Write out the listing exactly as it is given.
** start Supplied entries **
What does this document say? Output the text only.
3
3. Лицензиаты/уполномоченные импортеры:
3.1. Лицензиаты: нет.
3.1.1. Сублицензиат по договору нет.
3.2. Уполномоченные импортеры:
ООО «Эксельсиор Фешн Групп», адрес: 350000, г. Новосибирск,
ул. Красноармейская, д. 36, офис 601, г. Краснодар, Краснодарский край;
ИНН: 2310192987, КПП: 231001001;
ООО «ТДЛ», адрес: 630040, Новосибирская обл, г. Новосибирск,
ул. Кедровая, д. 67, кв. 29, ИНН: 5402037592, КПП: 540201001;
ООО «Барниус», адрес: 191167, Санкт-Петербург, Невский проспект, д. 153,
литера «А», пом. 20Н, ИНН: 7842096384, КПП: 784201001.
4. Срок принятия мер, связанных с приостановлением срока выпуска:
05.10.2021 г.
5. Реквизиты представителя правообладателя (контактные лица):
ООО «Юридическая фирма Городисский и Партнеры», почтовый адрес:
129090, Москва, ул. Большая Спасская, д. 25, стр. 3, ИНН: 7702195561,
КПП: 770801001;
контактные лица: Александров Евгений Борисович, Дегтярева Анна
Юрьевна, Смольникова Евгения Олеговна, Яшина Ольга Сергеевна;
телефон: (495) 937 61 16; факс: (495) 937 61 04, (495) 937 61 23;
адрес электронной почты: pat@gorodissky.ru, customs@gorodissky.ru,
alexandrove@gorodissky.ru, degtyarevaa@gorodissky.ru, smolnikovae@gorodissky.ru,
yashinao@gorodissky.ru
** end Supplied entries **
## [Solution to this exercise]
What does this document say? Output the text only.
3
3. Лицензиаты/уполномоченные импортеры:
3.1. Лицензиаты: нет.
3.1.1. Сублицензиат по договору нет.
3.2. Уполномоченные импортеры:
ООО «Эксельсиор Фешн Групп», адрес: 350000, г. Новосибирск,
ул. Красноармейская, д. 36, офис 601, г. Краснодар, Краснодарский край;
ИНН: 2310192987, КПП: 231001001;
ООО «ТДЛ», адрес: 630040, Новосибирская обл, г. Новосибирск,
ул. Кедровая, д. 67, кв. 29, ИНН: 5402037592, КПП: 540201001;
ООО «Барниус», адрес: 191167, Санкт-Петербург, Невский проспект, д. 153,
литера «А», пом. 20Н, ИНН: 7842096384, КПП: 784201001.
4. Срок принятия мер, связанных с приостановлением срока выпуска:
05.10.2021 г.
5. Реквизиты представителя правообладателя (контактные лица):
ООО «Юридическая фирма Городисский и Партнеры», почтовый адрес:
129090, Москва, ул. Большая Спасская, д. 25, стр. 3, ИНН: 7702195561,
КПП: 770801001;
контактные лица: Александров Евгений Борисович, Дегтярева Анна
Юрьевна, Смольникова Евгения Олеговна, Яшина Ольга Сергеевна;
телефон: (495) 937 61 16; факс: (495) 937 61 04, (495) 937 61 23;
адрес электронной почты: pat@gorodissky.ru, customs@gorodissky.ru,
alexandrove@gorodissky.ru, degtyarevaa@gorodissky.ru, smolnikovae@gorodissky.ru,
yashinao@gorodissky.ru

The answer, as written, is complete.